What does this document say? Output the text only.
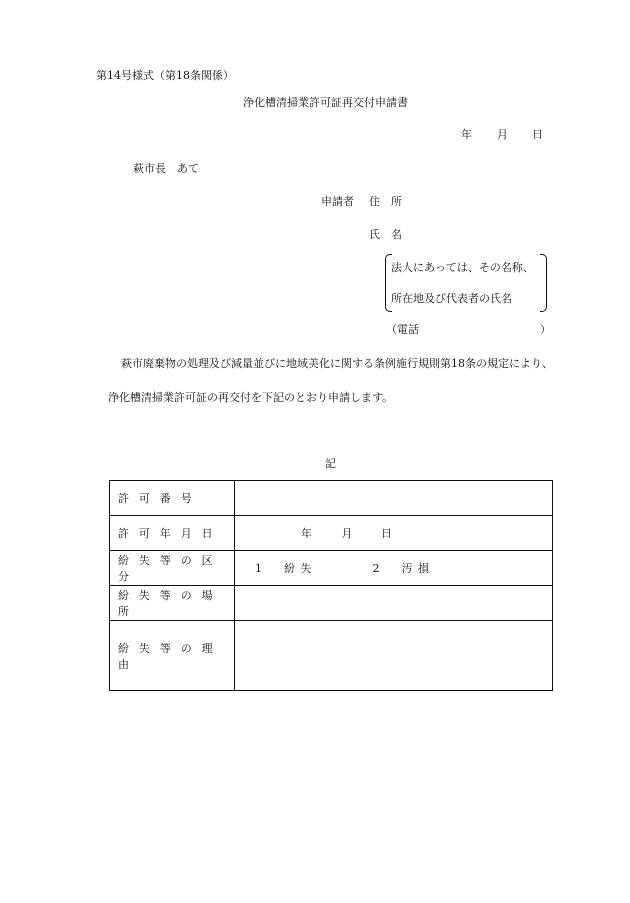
第14号様式（第18条関係）
浄化槽清掃業許可証再交付申請書
年 月 日
萩市長　あて
申請者 住　所
氏　名
法人にあっては、その名称、
所在地及び代表者の氏名
（電話	）
萩市廃棄物の処理及び減量並びに地域美化に関する条例施行規則第18条の規定により、
浄化槽清掃業許可証の再交付を下記のとおり申請します。
記
許可番号	
許可年月日	年 月 日
紛失等の区分	1　紛失 2　汚損
紛失等の場所	
紛失等の理由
= = = =
- [GOAL OF THE EXERCISE] Output the full set of records above without changing a word, and drop the images.

- [EXPECTED OUTPUT]
What does this document say? Output the text only.
第14号様式（第18条関係）
浄化槽清掃業許可証再交付申請書
年 月 日
萩市長　あて
申請者 住　所
氏　名
法人にあっては、その名称、
所在地及び代表者の氏名
（電話	）
萩市廃棄物の処理及び減量並びに地域美化に関する条例施行規則第18条の規定により、
浄化槽清掃業許可証の再交付を下記のとおり申請します。
記
許可番号	
許可年月日	年 月 日
紛失等の区分	1　紛失 2　汚損
紛失等の場所	
紛失等の理由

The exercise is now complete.